Dataset excerpts:
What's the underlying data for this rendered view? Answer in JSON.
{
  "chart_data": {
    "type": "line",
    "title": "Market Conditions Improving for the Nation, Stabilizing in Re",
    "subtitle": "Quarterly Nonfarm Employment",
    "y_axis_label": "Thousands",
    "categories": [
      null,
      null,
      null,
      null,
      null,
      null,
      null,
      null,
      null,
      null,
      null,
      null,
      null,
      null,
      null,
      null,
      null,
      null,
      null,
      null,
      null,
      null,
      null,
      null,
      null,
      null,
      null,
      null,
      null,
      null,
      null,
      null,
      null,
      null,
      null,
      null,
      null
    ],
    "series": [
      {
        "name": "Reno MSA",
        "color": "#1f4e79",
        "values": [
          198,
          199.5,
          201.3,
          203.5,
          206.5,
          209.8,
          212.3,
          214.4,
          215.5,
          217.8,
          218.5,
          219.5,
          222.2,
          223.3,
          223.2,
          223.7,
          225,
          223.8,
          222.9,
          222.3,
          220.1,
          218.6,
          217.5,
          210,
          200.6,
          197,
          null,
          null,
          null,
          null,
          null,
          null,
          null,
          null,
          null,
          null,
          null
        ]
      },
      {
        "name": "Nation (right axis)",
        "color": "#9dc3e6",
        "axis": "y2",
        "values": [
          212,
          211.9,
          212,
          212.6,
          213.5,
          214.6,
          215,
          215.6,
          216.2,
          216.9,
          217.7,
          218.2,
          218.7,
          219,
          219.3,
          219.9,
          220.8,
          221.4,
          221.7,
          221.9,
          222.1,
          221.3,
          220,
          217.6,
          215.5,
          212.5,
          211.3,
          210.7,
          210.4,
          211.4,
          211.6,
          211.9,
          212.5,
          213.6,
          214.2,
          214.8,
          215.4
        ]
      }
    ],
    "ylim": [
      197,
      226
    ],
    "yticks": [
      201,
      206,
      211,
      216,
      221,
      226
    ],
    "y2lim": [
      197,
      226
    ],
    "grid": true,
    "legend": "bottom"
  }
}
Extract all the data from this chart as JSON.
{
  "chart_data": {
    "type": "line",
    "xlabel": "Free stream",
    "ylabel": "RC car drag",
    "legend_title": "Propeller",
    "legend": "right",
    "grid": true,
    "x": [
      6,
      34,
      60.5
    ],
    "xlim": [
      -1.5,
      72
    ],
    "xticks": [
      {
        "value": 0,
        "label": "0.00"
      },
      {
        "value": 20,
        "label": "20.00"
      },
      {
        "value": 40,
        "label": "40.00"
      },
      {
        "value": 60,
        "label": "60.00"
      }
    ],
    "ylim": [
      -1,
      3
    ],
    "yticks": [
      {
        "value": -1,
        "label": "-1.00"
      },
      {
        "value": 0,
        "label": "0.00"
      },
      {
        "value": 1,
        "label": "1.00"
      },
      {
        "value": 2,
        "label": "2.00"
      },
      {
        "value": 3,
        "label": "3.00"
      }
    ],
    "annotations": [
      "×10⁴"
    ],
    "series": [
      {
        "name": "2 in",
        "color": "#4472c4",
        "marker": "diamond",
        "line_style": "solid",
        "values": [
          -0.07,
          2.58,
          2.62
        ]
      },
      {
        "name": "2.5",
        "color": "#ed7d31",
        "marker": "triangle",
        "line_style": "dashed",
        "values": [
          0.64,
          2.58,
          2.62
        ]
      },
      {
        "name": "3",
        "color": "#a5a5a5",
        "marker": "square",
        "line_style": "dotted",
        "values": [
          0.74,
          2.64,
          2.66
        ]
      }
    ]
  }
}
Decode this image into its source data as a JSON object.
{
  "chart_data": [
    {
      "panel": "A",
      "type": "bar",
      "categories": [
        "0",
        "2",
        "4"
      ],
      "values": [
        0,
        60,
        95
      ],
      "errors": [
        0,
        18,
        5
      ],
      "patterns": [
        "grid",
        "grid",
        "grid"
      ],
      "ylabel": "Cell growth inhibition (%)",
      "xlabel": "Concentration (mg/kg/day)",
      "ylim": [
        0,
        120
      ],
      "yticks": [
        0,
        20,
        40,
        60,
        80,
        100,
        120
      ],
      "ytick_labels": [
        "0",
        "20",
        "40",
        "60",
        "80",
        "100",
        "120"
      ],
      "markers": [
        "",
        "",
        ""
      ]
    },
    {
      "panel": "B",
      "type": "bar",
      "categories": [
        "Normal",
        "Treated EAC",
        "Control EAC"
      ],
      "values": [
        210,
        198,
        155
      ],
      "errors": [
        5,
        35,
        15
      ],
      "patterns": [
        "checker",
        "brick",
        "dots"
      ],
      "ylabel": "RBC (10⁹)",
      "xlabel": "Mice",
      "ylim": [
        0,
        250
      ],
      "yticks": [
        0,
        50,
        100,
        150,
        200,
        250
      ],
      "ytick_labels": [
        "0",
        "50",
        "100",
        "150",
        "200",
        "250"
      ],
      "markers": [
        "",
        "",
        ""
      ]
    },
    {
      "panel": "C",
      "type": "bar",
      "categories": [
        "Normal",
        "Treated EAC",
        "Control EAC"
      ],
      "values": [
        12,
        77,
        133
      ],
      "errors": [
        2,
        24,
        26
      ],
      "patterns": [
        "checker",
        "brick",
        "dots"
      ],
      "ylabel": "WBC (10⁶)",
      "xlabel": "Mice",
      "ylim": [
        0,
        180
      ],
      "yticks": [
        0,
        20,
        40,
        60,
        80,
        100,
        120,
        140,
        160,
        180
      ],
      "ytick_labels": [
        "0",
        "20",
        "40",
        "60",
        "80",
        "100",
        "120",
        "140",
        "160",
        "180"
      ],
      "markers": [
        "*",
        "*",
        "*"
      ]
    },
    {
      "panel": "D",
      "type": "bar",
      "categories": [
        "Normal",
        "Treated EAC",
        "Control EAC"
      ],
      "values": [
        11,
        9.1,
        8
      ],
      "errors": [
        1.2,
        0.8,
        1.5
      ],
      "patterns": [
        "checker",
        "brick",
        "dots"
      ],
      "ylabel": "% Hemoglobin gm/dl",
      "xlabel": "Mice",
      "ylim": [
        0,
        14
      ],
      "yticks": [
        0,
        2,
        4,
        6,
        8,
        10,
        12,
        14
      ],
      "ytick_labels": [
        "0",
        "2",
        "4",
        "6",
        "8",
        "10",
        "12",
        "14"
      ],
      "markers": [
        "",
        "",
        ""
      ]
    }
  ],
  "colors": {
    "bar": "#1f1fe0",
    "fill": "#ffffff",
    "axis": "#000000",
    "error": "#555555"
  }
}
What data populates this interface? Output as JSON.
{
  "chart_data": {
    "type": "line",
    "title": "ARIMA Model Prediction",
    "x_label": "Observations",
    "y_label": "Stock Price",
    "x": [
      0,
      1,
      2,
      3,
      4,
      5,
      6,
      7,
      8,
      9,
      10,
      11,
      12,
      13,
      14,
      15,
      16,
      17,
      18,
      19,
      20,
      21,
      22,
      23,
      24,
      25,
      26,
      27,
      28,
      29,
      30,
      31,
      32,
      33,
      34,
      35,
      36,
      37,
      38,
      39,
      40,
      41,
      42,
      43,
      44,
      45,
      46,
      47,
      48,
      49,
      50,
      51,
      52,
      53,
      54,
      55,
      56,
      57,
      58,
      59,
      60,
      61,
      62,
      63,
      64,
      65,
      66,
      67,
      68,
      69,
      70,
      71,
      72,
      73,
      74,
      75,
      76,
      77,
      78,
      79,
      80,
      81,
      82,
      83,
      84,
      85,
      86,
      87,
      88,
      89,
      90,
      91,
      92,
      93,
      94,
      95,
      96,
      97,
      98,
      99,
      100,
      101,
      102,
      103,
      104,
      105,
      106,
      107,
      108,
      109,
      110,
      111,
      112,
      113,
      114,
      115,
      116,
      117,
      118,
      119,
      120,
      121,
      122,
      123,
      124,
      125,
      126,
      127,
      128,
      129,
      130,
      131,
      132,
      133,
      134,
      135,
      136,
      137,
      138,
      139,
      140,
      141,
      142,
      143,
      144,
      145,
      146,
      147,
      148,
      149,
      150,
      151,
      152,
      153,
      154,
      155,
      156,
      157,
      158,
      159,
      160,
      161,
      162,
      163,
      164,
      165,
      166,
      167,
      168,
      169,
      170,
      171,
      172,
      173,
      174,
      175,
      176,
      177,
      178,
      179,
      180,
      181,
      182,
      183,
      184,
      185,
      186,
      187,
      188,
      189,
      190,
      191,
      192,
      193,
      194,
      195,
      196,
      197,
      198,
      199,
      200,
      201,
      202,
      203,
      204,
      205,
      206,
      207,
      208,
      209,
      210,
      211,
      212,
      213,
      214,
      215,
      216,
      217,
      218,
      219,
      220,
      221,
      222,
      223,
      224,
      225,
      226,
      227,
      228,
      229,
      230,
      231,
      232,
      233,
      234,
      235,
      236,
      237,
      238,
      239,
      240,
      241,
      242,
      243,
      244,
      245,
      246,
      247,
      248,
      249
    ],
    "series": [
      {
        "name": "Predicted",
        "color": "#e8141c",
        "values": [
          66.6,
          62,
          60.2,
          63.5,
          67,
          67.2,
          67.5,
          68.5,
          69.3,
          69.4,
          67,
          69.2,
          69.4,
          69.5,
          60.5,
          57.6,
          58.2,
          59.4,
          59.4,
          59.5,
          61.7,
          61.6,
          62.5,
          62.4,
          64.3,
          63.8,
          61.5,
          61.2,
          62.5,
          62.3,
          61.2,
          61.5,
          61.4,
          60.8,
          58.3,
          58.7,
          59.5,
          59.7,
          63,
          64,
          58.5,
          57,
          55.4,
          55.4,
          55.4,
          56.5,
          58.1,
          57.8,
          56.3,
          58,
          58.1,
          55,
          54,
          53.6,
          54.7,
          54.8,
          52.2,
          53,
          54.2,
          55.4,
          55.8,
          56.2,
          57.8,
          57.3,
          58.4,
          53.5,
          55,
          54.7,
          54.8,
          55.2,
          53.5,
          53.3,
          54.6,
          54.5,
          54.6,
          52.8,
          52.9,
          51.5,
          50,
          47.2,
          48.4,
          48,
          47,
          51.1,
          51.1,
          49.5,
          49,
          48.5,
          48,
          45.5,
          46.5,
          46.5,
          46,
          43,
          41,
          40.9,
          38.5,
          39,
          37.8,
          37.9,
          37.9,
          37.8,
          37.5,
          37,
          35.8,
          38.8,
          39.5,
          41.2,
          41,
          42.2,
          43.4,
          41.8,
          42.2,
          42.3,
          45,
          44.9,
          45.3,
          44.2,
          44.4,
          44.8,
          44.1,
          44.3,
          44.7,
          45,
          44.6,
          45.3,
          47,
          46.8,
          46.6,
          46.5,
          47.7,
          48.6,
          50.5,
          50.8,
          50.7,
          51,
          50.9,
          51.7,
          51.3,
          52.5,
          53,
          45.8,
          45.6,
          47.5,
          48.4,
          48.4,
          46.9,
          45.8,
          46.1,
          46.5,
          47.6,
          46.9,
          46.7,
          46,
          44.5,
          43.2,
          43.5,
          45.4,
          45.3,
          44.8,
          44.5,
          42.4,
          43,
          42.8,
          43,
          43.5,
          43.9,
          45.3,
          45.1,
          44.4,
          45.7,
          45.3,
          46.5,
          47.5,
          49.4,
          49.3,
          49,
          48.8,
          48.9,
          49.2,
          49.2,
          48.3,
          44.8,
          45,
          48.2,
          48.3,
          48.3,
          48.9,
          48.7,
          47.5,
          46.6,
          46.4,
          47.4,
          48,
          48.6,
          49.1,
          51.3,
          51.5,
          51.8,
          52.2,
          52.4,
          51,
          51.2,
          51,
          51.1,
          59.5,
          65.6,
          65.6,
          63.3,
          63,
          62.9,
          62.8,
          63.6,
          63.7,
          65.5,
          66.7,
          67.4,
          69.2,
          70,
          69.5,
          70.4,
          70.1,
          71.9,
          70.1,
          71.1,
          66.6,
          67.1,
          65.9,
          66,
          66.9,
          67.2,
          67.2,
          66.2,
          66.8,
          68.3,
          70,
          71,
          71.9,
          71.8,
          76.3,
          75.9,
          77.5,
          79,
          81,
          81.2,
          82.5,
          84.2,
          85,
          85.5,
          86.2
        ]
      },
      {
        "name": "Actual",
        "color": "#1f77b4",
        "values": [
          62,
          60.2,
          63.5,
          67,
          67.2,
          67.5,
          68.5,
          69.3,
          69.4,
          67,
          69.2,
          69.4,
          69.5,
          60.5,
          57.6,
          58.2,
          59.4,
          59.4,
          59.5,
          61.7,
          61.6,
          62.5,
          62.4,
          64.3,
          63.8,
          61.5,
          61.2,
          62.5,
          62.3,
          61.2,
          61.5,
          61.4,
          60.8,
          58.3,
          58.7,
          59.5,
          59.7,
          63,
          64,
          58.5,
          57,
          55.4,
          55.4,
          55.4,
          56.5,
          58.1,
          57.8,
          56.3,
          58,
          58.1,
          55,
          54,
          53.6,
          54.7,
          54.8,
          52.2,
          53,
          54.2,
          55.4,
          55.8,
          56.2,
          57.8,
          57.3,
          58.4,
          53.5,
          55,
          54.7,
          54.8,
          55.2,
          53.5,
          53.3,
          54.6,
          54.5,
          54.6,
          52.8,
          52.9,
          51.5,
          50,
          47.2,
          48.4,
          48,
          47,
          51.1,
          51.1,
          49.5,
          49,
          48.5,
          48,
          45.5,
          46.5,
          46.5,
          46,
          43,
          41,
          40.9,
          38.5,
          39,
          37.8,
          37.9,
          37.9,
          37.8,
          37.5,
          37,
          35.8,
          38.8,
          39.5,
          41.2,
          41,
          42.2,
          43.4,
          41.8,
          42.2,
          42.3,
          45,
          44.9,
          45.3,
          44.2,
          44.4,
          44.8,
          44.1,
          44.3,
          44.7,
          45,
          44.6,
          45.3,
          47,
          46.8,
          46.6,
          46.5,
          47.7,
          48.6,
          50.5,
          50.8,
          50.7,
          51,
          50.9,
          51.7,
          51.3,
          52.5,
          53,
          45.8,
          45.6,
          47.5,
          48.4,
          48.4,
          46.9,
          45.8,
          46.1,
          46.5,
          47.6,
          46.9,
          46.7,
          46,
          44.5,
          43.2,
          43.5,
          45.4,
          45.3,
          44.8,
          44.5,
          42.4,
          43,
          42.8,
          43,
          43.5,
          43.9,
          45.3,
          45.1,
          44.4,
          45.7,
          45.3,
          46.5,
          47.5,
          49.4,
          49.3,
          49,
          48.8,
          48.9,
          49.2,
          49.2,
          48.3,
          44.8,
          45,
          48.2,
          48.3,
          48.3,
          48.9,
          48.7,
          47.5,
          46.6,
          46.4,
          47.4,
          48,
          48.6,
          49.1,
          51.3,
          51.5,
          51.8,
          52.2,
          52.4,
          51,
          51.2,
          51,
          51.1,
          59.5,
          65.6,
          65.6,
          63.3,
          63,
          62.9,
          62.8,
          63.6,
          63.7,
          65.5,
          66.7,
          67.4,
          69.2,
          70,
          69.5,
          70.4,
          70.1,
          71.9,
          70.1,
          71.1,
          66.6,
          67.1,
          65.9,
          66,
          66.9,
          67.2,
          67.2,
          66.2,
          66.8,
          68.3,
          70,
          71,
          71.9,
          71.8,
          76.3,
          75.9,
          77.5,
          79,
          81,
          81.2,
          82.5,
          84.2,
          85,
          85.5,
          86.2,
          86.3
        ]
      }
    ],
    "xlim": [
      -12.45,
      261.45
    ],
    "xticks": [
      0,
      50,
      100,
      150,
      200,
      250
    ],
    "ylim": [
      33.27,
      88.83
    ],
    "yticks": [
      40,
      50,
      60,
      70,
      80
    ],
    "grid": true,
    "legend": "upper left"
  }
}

Work to do:
Look through the entries above; copy every line holding the string "ylabel".

Task response:
    "ylabel": "RC car drag",
      "ylabel": "Cell growth inhibition (%)",
      "ylabel": "RBC (10⁹)",
      "ylabel": "WBC (10⁶)",
      "ylabel": "% Hemoglobin gm/dl",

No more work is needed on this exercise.